» **Stated problem**
Track down every line below that holds "from" and copy it.

» **Data provided**
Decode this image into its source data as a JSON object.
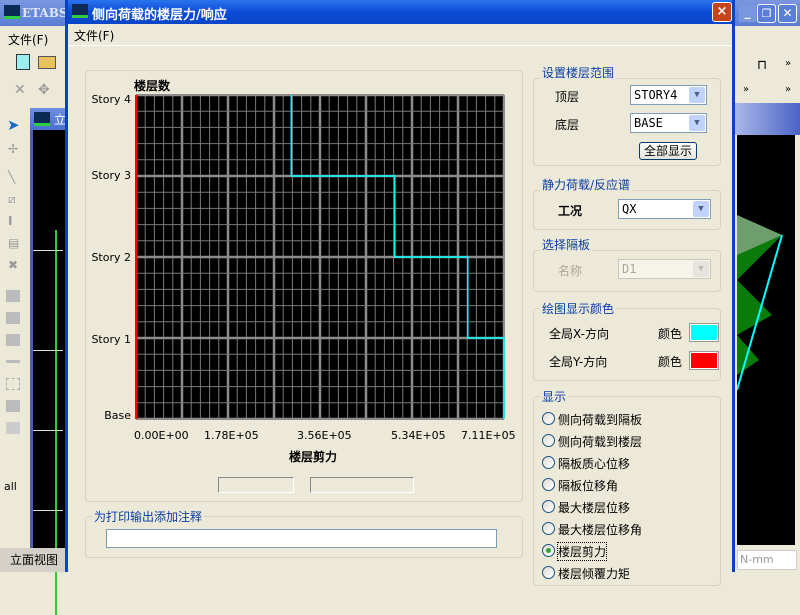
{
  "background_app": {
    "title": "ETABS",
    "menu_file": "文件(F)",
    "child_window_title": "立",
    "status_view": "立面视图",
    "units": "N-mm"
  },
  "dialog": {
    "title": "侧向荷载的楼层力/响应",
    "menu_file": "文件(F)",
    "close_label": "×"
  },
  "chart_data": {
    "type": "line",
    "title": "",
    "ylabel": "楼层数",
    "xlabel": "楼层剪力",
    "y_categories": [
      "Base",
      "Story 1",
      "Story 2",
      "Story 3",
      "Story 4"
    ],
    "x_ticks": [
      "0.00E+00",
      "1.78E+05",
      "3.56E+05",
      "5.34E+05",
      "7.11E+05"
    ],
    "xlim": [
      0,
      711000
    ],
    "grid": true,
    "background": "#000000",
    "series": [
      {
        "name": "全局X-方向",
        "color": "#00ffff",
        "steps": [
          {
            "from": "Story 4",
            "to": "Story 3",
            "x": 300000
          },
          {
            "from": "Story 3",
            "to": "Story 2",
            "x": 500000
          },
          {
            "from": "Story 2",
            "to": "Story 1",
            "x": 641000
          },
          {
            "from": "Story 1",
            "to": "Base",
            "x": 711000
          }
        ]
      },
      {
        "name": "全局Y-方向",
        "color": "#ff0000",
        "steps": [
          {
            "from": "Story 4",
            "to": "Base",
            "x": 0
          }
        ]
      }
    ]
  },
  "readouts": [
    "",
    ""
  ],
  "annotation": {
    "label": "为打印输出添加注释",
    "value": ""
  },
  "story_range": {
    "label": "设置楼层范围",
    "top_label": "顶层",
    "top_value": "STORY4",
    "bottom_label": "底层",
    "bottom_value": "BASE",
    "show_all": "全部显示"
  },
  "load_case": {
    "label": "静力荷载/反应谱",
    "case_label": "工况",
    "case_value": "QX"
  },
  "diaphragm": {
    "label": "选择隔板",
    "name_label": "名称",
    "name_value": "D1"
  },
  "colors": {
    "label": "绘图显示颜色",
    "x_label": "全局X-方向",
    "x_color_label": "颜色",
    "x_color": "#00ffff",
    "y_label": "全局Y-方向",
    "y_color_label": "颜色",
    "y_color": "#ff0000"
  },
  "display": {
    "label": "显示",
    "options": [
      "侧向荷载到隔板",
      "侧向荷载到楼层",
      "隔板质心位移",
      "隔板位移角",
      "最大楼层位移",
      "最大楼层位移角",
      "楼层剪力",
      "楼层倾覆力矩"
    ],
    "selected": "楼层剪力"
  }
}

» **Problem solution**
            "from": "Story 4",
            "from": "Story 3",
            "from": "Story 2",
            "from": "Story 1",
            "from": "Story 4",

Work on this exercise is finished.